■ Exercise ■
Below are some records; return each one exactly.
— START Input data —
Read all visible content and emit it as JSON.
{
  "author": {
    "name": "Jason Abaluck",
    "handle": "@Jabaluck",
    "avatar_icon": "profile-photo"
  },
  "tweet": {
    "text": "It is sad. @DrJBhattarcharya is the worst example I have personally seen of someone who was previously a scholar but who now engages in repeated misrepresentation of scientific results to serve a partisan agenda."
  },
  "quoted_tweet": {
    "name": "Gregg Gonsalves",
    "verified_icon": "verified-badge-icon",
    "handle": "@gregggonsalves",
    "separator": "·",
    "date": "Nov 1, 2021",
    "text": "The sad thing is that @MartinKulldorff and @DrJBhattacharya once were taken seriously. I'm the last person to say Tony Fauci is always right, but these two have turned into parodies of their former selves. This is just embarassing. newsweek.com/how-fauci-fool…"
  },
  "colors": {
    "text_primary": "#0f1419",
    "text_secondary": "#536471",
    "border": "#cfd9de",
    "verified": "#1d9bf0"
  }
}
— END Input data —
■ Full response ■
Read all visible content and emit it as JSON.
{
  "author": {
    "name": "Jason Abaluck",
    "handle": "@Jabaluck",
    "avatar_icon": "profile-photo"
  },
  "tweet": {
    "text": "It is sad. @DrJBhattarcharya is the worst example I have personally seen of someone who was previously a scholar but who now engages in repeated misrepresentation of scientific results to serve a partisan agenda."
  },
  "quoted_tweet": {
    "name": "Gregg Gonsalves",
    "verified_icon": "verified-badge-icon",
    "handle": "@gregggonsalves",
    "separator": "·",
    "date": "Nov 1, 2021",
    "text": "The sad thing is that @MartinKulldorff and @DrJBhattacharya once were taken seriously. I'm the last person to say Tony Fauci is always right, but these two have turned into parodies of their former selves. This is just embarassing. newsweek.com/how-fauci-fool…"
  },
  "colors": {
    "text_primary": "#0f1419",
    "text_secondary": "#536471",
    "border": "#cfd9de",
    "verified": "#1d9bf0"
  }
}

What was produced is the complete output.